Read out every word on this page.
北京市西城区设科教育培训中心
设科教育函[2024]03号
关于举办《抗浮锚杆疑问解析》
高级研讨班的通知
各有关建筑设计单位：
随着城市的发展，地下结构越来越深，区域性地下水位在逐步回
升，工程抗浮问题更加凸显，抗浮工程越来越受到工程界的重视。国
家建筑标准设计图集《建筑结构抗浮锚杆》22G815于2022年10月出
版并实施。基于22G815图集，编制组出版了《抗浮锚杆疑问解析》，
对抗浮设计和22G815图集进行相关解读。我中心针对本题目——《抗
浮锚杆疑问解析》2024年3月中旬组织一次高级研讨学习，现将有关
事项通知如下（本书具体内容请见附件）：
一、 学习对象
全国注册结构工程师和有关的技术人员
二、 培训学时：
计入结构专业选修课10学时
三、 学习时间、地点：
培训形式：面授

_What to produce_
Reproduce the whole listing word for word.

_Task result_
Read out every word on this page.
北京市西城区设科教育培训中心
设科教育函[2024]03号
关于举办《抗浮锚杆疑问解析》
高级研讨班的通知
各有关建筑设计单位：
随着城市的发展，地下结构越来越深，区域性地下水位在逐步回
升，工程抗浮问题更加凸显，抗浮工程越来越受到工程界的重视。国
家建筑标准设计图集《建筑结构抗浮锚杆》22G815于2022年10月出
版并实施。基于22G815图集，编制组出版了《抗浮锚杆疑问解析》，
对抗浮设计和22G815图集进行相关解读。我中心针对本题目——《抗
浮锚杆疑问解析》2024年3月中旬组织一次高级研讨学习，现将有关
事项通知如下（本书具体内容请见附件）：
一、 学习对象
全国注册结构工程师和有关的技术人员
二、 培训学时：
计入结构专业选修课10学时
三、 学习时间、地点：
培训形式：面授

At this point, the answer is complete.